- [Request] Filter the lines below, copying only those with the string "accident".

- [Material supplied]
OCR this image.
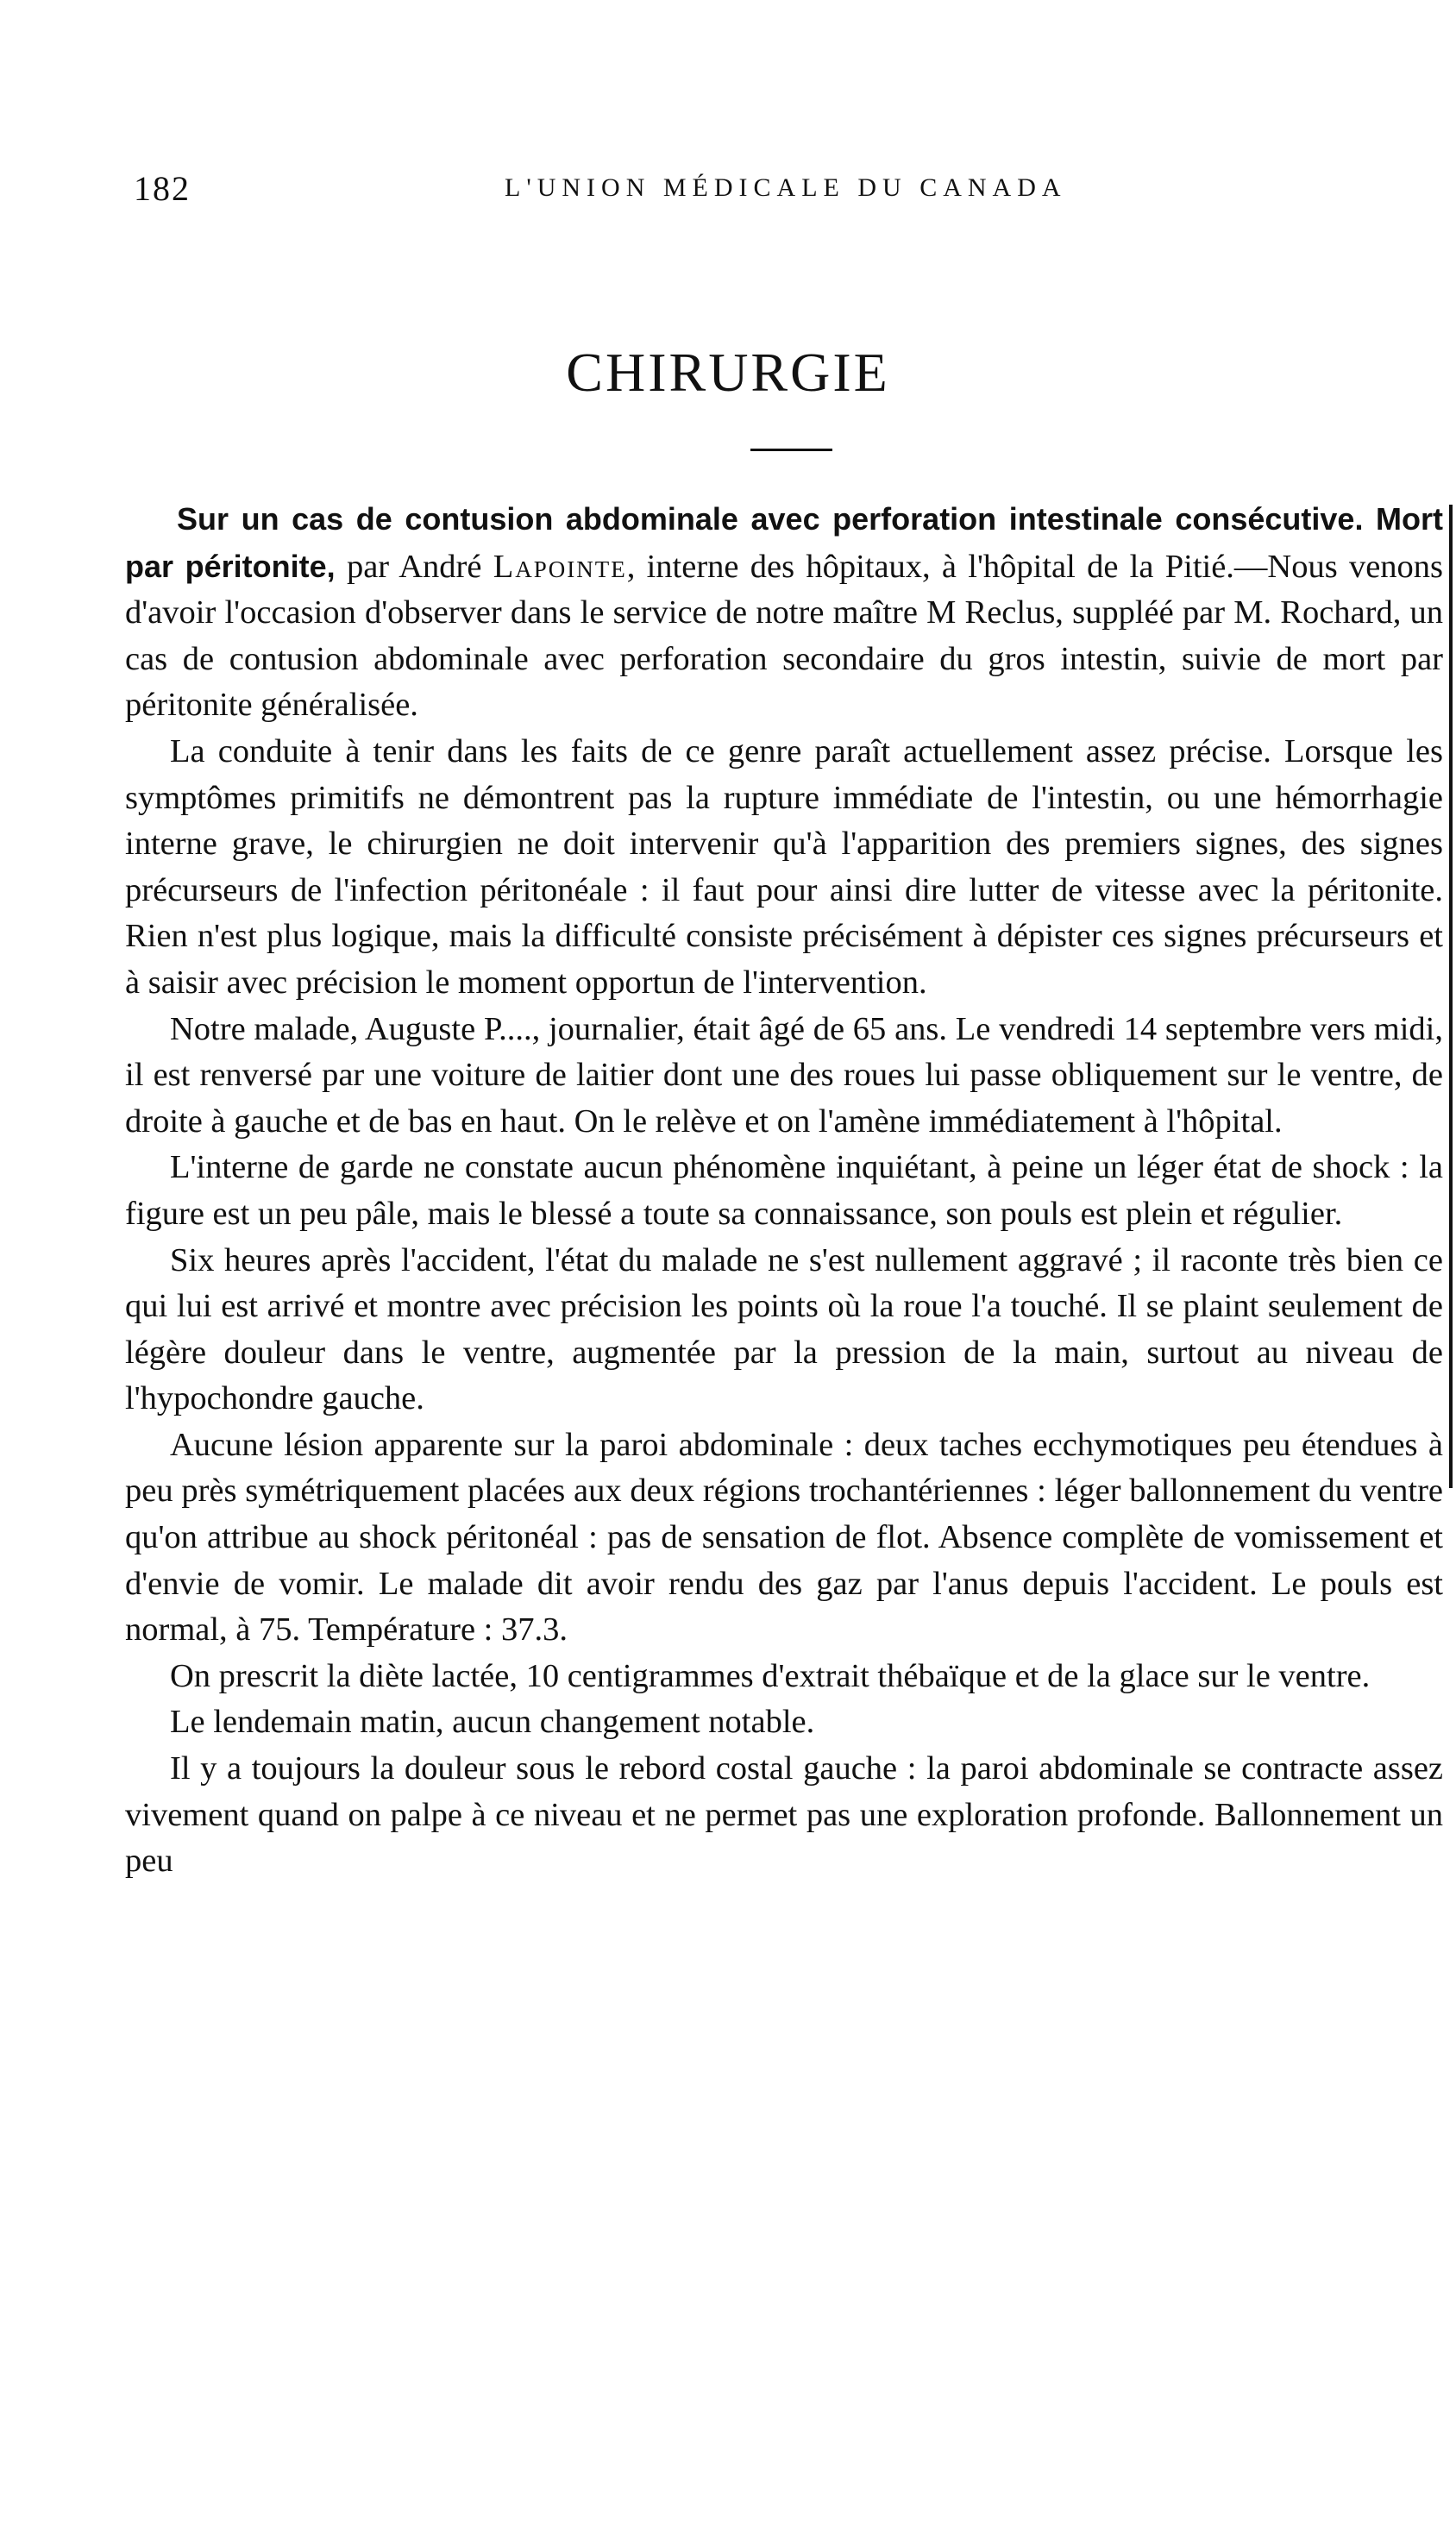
182	L'UNION MÉDICALE DU CANADA
CHIRURGIE

Sur un cas de contusion abdominale avec perforation intestinale consécutive. Mort par péritonite, par André Lapointe, interne des hôpitaux, à l'hôpital de la Pitié.—Nous venons d'avoir l'occasion d'observer dans le service de notre maître M Reclus, suppléé par M. Rochard, un cas de contusion abdominale avec perforation secondaire du gros intestin, suivie de mort par péritonite généralisée.

La conduite à tenir dans les faits de ce genre paraît actuellement assez précise. Lorsque les symptômes primitifs ne démontrent pas la rupture immédiate de l'intestin, ou une hémorrhagie interne grave, le chirurgien ne doit intervenir qu'à l'apparition des premiers signes, des signes précurseurs de l'infection péritonéale : il faut pour ainsi dire lutter de vitesse avec la péritonite. Rien n'est plus logique, mais la difficulté consiste précisément à dépister ces signes précurseurs et à saisir avec précision le moment opportun de l'intervention.

Notre malade, Auguste P...., journalier, était âgé de 65 ans. Le vendredi 14 septembre vers midi, il est renversé par une voiture de laitier dont une des roues lui passe obliquement sur le ventre, de droite à gauche et de bas en haut. On le relève et on l'amène immédiatement à l'hôpital.

L'interne de garde ne constate aucun phénomène inquiétant, à peine un léger état de shock : la figure est un peu pâle, mais le blessé a toute sa connaissance, son pouls est plein et régulier.

Six heures après l'accident, l'état du malade ne s'est nullement aggravé ; il raconte très bien ce qui lui est arrivé et montre avec précision les points où la roue l'a touché. Il se plaint seulement de légère douleur dans le ventre, augmentée par la pression de la main, surtout au niveau de l'hypochondre gauche.

Aucune lésion apparente sur la paroi abdominale : deux taches ecchymotiques peu étendues à peu près symétriquement placées aux deux régions trochantériennes : léger ballonnement du ventre qu'on attribue au shock péritonéal : pas de sensation de flot. Absence complète de vomissement et d'envie de vomir. Le malade dit avoir rendu des gaz par l'anus depuis l'accident. Le pouls est normal, à 75. Température : 37.3.

On prescrit la diète lactée, 10 centigrammes d'extrait thébaïque et de la glace sur le ventre.

Le lendemain matin, aucun changement notable.

Il y a toujours la douleur sous le rebord costal gauche : la paroi abdominale se contracte assez vivement quand on palpe à ce niveau et ne permet pas une exploration profonde. Ballonnement un peu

- [Exercise response]
Six heures après l'accident, l'état du malade ne s'est nullement aggravé ; il raconte très bien ce qui lui est arrivé et montre avec précision les points où la roue l'a touché. Il se plaint seulement de légère douleur dans le ventre, augmentée par la pression de la main, surtout au niveau de l'hypochondre gauche.
Aucune lésion apparente sur la paroi abdominale : deux taches ecchymotiques peu étendues à peu près symétriquement placées aux deux régions trochantériennes : léger ballonnement du ventre qu'on attribue au shock péritonéal : pas de sensation de flot. Absence complète de vomissement et d'envie de vomir. Le malade dit avoir rendu des gaz par l'anus depuis l'accident. Le pouls est normal, à 75. Température : 37.3.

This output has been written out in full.